* [EXERCISE BRIEF] Omit all images. Transcribe the rest of the material below exactly.

* Begin DATASET *

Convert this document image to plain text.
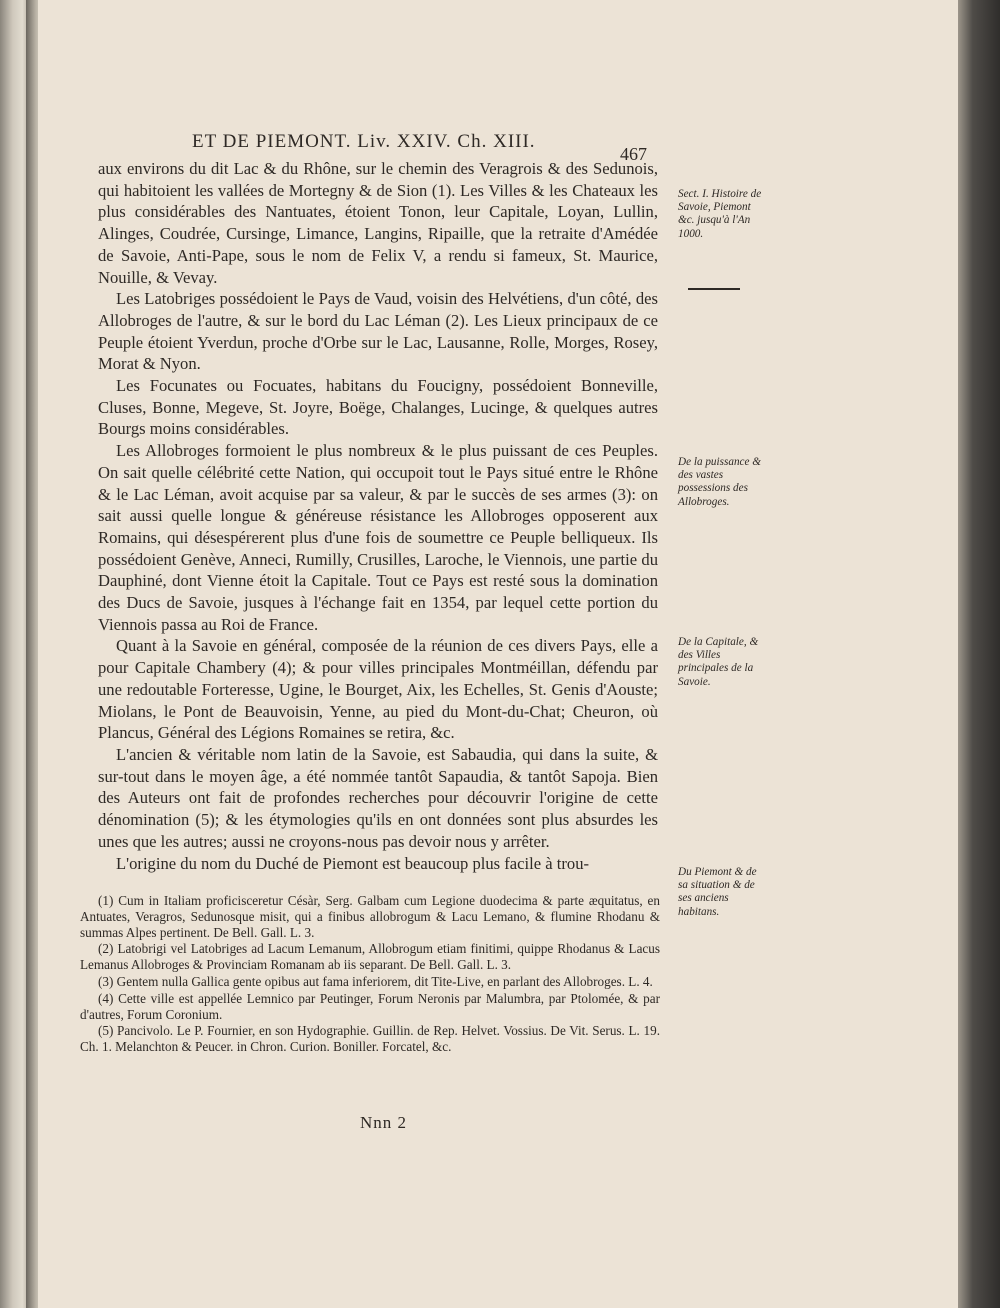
ET DE PIEMONT. Liv. XXIV. Ch. XIII.
467

aux environs du dit Lac & du Rhône, sur le chemin des Veragrois & des Sedunois, qui habitoient les vallées de Mortegny & de Sion (1). Les Villes & les Chateaux les plus considérables des Nantuates, étoient Tonon, leur Capitale, Loyan, Lullin, Alinges, Coudrée, Cursinge, Limance, Langins, Ripaille, que la retraite d'Amédée de Savoie, Anti-Pape, sous le nom de Felix V, a rendu si fameux, St. Maurice, Nouille, & Vevay.

Les Latobriges possédoient le Pays de Vaud, voisin des Helvétiens, d'un côté, des Allobroges de l'autre, & sur le bord du Lac Léman (2). Les Lieux principaux de ce Peuple étoient Yverdun, proche d'Orbe sur le Lac, Lausanne, Rolle, Morges, Rosey, Morat & Nyon.

Les Focunates ou Focuates, habitans du Foucigny, possédoient Bonneville, Cluses, Bonne, Megeve, St. Joyre, Boëge, Chalanges, Lucinge, & quelques autres Bourgs moins considérables.

Les Allobroges formoient le plus nombreux & le plus puissant de ces Peuples. On sait quelle célébrité cette Nation, qui occupoit tout le Pays situé entre le Rhône & le Lac Léman, avoit acquise par sa valeur, & par le succès de ses armes (3): on sait aussi quelle longue & généreuse résistance les Allobroges opposerent aux Romains, qui désespérerent plus d'une fois de soumettre ce Peuple belliqueux. Ils possédoient Genève, Anneci, Rumilly, Crusilles, Laroche, le Viennois, une partie du Dauphiné, dont Vienne étoit la Capitale. Tout ce Pays est resté sous la domination des Ducs de Savoie, jusques à l'échange fait en 1354, par lequel cette portion du Viennois passa au Roi de France.

Quant à la Savoie en général, composée de la réunion de ces divers Pays, elle a pour Capitale Chambery (4); & pour villes principales Montméillan, défendu par une redoutable Forteresse, Ugine, le Bourget, Aix, les Echelles, St. Genis d'Aouste; Miolans, le Pont de Beauvoisin, Yenne, au pied du Mont-du-Chat; Cheuron, où Plancus, Général des Légions Romaines se retira, &c.

L'ancien & véritable nom latin de la Savoie, est Sabaudia, qui dans la suite, & sur-tout dans le moyen âge, a été nommée tantôt Sapaudia, & tantôt Sapoja. Bien des Auteurs ont fait de profondes recherches pour découvrir l'origine de cette dénomination (5); & les étymologies qu'ils en ont données sont plus absurdes les unes que les autres; aussi ne croyons-nous pas devoir nous y arrêter.

L'origine du nom du Duché de Piemont est beaucoup plus facile à trou-

(1) Cum in Italiam proficisceretur Césàr, Serg. Galbam cum Legione duodecima & parte æquitatus, en Antuates, Veragros, Sedunosque misit, qui a finibus allobrogum & Lacu Lemano, & flumine Rhodanu & summas Alpes pertinent. De Bell. Gall. L. 3.

(2) Latobrigi vel Latobriges ad Lacum Lemanum, Allobrogum etiam finitimi, quippe Rhodanus & Lacus Lemanus Allobroges & Provinciam Romanam ab iis separant. De Bell. Gall. L. 3.

(3) Gentem nulla Gallica gente opibus aut fama inferiorem, dit Tite-Live, en parlant des Allobroges. L. 4.

(4) Cette ville est appellée Lemnico par Peutinger, Forum Neronis par Malumbra, par Ptolomée, & par d'autres, Forum Coronium.

(5) Pancivolo. Le P. Fournier, en son Hydographie. Guillin. de Rep. Helvet. Vossius. De Vit. Serus. L. 19. Ch. 1. Melanchton & Peucer. in Chron. Curion. Boniller. Forcatel, &c.

Sect. I. Histoire de Savoie, Piemont &c. jusqu'à l'An 1000.
De la puissance & des vastes possessions des Allobroges.
De la Capitale, & des Villes principales de la Savoie.
Du Piemont & de sa situation & de ses anciens habitans.
Nnn 2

* End DATASET *

* [COMPLETED EXERCISE]
Convert this document image to plain text.
ET DE PIEMONT. Liv. XXIV. Ch. XIII.
467

aux environs du dit Lac & du Rhône, sur le chemin des Veragrois & des Sedunois, qui habitoient les vallées de Mortegny & de Sion (1). Les Villes & les Chateaux les plus considérables des Nantuates, étoient Tonon, leur Capitale, Loyan, Lullin, Alinges, Coudrée, Cursinge, Limance, Langins, Ripaille, que la retraite d'Amédée de Savoie, Anti-Pape, sous le nom de Felix V, a rendu si fameux, St. Maurice, Nouille, & Vevay.

Les Latobriges possédoient le Pays de Vaud, voisin des Helvétiens, d'un côté, des Allobroges de l'autre, & sur le bord du Lac Léman (2). Les Lieux principaux de ce Peuple étoient Yverdun, proche d'Orbe sur le Lac, Lausanne, Rolle, Morges, Rosey, Morat & Nyon.

Les Focunates ou Focuates, habitans du Foucigny, possédoient Bonneville, Cluses, Bonne, Megeve, St. Joyre, Boëge, Chalanges, Lucinge, & quelques autres Bourgs moins considérables.

Les Allobroges formoient le plus nombreux & le plus puissant de ces Peuples. On sait quelle célébrité cette Nation, qui occupoit tout le Pays situé entre le Rhône & le Lac Léman, avoit acquise par sa valeur, & par le succès de ses armes (3): on sait aussi quelle longue & généreuse résistance les Allobroges opposerent aux Romains, qui désespérerent plus d'une fois de soumettre ce Peuple belliqueux. Ils possédoient Genève, Anneci, Rumilly, Crusilles, Laroche, le Viennois, une partie du Dauphiné, dont Vienne étoit la Capitale. Tout ce Pays est resté sous la domination des Ducs de Savoie, jusques à l'échange fait en 1354, par lequel cette portion du Viennois passa au Roi de France.

Quant à la Savoie en général, composée de la réunion de ces divers Pays, elle a pour Capitale Chambery (4); & pour villes principales Montméillan, défendu par une redoutable Forteresse, Ugine, le Bourget, Aix, les Echelles, St. Genis d'Aouste; Miolans, le Pont de Beauvoisin, Yenne, au pied du Mont-du-Chat; Cheuron, où Plancus, Général des Légions Romaines se retira, &c.

L'ancien & véritable nom latin de la Savoie, est Sabaudia, qui dans la suite, & sur-tout dans le moyen âge, a été nommée tantôt Sapaudia, & tantôt Sapoja. Bien des Auteurs ont fait de profondes recherches pour découvrir l'origine de cette dénomination (5); & les étymologies qu'ils en ont données sont plus absurdes les unes que les autres; aussi ne croyons-nous pas devoir nous y arrêter.

L'origine du nom du Duché de Piemont est beaucoup plus facile à trou-

(1) Cum in Italiam proficisceretur Césàr, Serg. Galbam cum Legione duodecima & parte æquitatus, en Antuates, Veragros, Sedunosque misit, qui a finibus allobrogum & Lacu Lemano, & flumine Rhodanu & summas Alpes pertinent. De Bell. Gall. L. 3.

(2) Latobrigi vel Latobriges ad Lacum Lemanum, Allobrogum etiam finitimi, quippe Rhodanus & Lacus Lemanus Allobroges & Provinciam Romanam ab iis separant. De Bell. Gall. L. 3.

(3) Gentem nulla Gallica gente opibus aut fama inferiorem, dit Tite-Live, en parlant des Allobroges. L. 4.

(4) Cette ville est appellée Lemnico par Peutinger, Forum Neronis par Malumbra, par Ptolomée, & par d'autres, Forum Coronium.

(5) Pancivolo. Le P. Fournier, en son Hydographie. Guillin. de Rep. Helvet. Vossius. De Vit. Serus. L. 19. Ch. 1. Melanchton & Peucer. in Chron. Curion. Boniller. Forcatel, &c.

Sect. I. Histoire de Savoie, Piemont &c. jusqu'à l'An 1000.
De la puissance & des vastes possessions des Allobroges.
De la Capitale, & des Villes principales de la Savoie.
Du Piemont & de sa situation & de ses anciens habitans.
Nnn 2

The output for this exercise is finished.